- Text shown -
The spread sheet is well laid out and user friendly, with a simple Wimbledon-style draw where after six rounds a clear winner is declared and the top eight rankings are listed on a league table.
It is elegant and efficient in its design, as you would expect from a product created inside one of the world’s biggest accounting firms.
Headshots of the contestants appear to have been sourced from the mega-firm’s intranet but the prize isn’t a silver trophy like at the All England Lawn Tennis Club – it’s the honour of being named the hottest chick in European office of Deloittes.
The only difference between this and what happened on board the HMAS Success is that this 2007 spread sheet was probably viewed by thousands of people around the world, instead of a handful of sailors who likely didn’t get anywhere near the bunks of their documented prey.
Deputy Prime Minister Julia Gillard has warned the existence of “The Ledger,” a book of female targets for sex aboard the HMAS Success, might turn some women off the idea of a career at sea.

- Records -
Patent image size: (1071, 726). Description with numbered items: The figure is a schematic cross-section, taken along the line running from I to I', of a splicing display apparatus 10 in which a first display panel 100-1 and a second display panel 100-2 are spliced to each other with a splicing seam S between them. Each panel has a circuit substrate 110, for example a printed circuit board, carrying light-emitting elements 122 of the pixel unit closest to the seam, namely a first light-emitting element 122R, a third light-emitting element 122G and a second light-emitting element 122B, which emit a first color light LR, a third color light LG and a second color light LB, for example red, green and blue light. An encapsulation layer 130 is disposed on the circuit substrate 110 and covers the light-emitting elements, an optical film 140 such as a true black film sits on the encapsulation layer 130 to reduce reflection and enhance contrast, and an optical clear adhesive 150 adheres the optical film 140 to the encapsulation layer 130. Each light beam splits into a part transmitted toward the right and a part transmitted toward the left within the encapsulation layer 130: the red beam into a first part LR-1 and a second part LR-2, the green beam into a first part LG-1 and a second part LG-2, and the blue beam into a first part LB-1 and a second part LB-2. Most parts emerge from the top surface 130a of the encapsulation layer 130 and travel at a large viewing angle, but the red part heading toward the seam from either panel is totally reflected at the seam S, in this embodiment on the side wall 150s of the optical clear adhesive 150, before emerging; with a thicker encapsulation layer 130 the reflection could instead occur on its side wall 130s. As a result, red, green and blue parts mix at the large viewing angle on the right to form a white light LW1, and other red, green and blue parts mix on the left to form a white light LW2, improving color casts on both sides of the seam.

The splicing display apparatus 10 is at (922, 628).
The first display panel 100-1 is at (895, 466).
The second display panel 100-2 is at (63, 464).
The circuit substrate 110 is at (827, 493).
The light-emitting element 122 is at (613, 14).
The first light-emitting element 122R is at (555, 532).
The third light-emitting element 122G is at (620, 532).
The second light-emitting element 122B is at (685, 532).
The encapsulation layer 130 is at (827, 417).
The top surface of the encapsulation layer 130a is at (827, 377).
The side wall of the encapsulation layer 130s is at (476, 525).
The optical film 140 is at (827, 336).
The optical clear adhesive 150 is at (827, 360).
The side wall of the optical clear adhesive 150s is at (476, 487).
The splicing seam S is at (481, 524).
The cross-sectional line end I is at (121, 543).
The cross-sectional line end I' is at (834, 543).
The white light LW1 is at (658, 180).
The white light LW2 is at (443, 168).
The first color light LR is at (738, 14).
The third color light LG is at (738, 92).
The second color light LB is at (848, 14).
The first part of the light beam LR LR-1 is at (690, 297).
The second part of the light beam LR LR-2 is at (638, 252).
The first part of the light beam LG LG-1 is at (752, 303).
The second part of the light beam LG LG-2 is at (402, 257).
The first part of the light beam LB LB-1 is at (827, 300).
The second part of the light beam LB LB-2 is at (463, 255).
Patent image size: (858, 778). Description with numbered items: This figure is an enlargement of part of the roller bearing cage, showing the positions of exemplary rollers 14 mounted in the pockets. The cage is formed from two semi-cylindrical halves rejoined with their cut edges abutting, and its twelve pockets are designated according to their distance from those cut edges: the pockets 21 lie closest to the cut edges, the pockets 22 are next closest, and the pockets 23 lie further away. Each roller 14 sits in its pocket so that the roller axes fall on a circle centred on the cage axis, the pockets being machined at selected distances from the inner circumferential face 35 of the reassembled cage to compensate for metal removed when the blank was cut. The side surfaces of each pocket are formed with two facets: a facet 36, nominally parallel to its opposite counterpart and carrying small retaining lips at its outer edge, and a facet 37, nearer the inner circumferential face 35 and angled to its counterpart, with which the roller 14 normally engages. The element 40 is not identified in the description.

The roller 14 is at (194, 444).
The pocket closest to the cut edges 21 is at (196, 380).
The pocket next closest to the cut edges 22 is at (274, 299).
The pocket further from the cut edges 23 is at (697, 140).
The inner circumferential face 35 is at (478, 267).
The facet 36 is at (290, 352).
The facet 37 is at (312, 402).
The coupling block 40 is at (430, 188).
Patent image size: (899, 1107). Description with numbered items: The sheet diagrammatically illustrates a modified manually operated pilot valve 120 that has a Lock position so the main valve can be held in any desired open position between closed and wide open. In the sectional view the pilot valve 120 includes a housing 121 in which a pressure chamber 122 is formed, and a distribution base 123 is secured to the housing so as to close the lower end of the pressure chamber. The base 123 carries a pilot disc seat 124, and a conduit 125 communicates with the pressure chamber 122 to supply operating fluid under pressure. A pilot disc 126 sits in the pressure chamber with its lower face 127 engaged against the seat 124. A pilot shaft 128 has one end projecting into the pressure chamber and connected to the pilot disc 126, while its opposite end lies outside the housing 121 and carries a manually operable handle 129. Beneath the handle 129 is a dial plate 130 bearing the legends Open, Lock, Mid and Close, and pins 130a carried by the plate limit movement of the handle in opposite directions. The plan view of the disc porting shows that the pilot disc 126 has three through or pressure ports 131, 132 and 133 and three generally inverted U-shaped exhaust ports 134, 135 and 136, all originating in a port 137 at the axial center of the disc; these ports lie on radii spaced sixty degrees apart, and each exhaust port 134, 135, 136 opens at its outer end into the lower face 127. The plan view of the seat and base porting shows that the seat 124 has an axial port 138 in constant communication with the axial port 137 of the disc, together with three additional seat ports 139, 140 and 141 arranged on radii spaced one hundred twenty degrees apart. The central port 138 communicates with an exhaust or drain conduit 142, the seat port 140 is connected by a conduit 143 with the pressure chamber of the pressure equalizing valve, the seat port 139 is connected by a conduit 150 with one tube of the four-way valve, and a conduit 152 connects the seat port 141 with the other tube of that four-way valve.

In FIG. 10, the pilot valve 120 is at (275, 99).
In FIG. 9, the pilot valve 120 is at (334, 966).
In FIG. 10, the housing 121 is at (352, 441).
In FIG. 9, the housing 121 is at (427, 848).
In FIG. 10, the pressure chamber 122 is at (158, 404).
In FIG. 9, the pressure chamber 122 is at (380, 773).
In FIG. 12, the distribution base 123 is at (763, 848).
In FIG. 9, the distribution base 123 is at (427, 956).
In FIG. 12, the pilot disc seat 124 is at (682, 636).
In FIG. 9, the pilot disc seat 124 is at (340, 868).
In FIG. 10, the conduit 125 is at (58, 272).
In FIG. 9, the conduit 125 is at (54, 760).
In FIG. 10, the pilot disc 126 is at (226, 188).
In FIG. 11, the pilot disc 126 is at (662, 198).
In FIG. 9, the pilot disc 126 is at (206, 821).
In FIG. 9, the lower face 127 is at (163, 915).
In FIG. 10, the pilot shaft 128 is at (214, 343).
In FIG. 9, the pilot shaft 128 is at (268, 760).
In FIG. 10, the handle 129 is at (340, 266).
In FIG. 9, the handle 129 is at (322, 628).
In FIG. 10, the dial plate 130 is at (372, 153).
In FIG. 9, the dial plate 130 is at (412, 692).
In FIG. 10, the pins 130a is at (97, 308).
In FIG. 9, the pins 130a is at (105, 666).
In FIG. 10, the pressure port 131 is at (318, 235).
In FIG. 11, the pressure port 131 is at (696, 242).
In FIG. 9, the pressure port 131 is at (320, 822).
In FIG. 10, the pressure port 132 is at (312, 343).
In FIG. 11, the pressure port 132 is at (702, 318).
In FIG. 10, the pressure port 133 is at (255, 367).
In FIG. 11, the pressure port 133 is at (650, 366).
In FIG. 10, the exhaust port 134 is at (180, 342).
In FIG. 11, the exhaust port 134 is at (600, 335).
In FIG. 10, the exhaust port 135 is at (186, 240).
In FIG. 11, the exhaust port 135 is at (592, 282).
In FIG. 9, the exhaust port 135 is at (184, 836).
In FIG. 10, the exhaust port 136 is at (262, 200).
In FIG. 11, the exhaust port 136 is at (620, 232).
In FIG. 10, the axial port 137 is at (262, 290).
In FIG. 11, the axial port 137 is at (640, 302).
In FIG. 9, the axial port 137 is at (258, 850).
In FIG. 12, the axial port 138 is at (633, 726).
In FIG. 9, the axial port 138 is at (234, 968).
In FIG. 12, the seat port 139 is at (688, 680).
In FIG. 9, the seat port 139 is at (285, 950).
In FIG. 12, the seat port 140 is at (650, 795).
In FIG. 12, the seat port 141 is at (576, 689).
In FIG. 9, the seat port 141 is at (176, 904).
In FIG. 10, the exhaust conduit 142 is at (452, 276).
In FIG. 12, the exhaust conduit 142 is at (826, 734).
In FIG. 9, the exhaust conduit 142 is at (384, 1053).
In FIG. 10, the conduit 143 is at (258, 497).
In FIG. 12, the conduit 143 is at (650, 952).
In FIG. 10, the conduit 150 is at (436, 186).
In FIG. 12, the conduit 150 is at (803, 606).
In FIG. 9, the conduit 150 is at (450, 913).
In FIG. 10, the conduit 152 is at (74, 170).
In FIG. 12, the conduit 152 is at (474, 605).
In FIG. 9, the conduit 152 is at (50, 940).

- Required tasks -
A - In the article on the office ranking spreadsheet, what did Deputy Prime Minister Julia Gillard warn that "The Ledger" might do?
B - Carry on the article on the office ranking spreadsheet from the point where it stops.

- Outputs in order -
A - It might turn some women off the idea of a career at sea.

B -
She’d better extend her warning to the legal, accounting, hospitality, medical, media, construction, and yes, political industries – or just about any field where there’s lots of men and lots of women at work.
Opposition defence spokesman Bob Baldwin even reminded us at the weekend of the infamous arrangement between Mark Latham and Joel Fitzgibbon to see who could sleep with a Coalition staffer first. They wouldn’t have been the first, and they won’t be the last people to use political power to get what they want in the bedroom.
Just two months ago a Liberal Party member was asked to take down a blog post in which he claimed the party had the “hottest girls” in politics, and obligingly provided photographs of the top contenders.
And despite enormous developments in corporate policy introduced by HR departments around the world in the past decade, this kind of thing goes on everywhere.
But unlike the Navy, most employers don’t have routine “equity and diversity health checks,” to root it out. And the RAN should be praised for the way it handled the HMAS Success story (no pun intended).
The blokes who drew up the document, which put a price on women colleagues depending on their rank and sexual orientation (with extra points if you had sex on the pool table – very exotic) have been sent home.
There’s now an investigation underway, which has a good chance of turning up the embarrassing possibility no-one privy to “The Ledger” actually got to claim a pay out.
And the captain of the Success, Commander Simon Brown, seems to have the whole thing under control. The women who work for him should feel good about it, and probably have bigger things to worry about aboard the Auxiliary Oiler Replenishment vessel than what dollar figure was put on them by a group of stupid men.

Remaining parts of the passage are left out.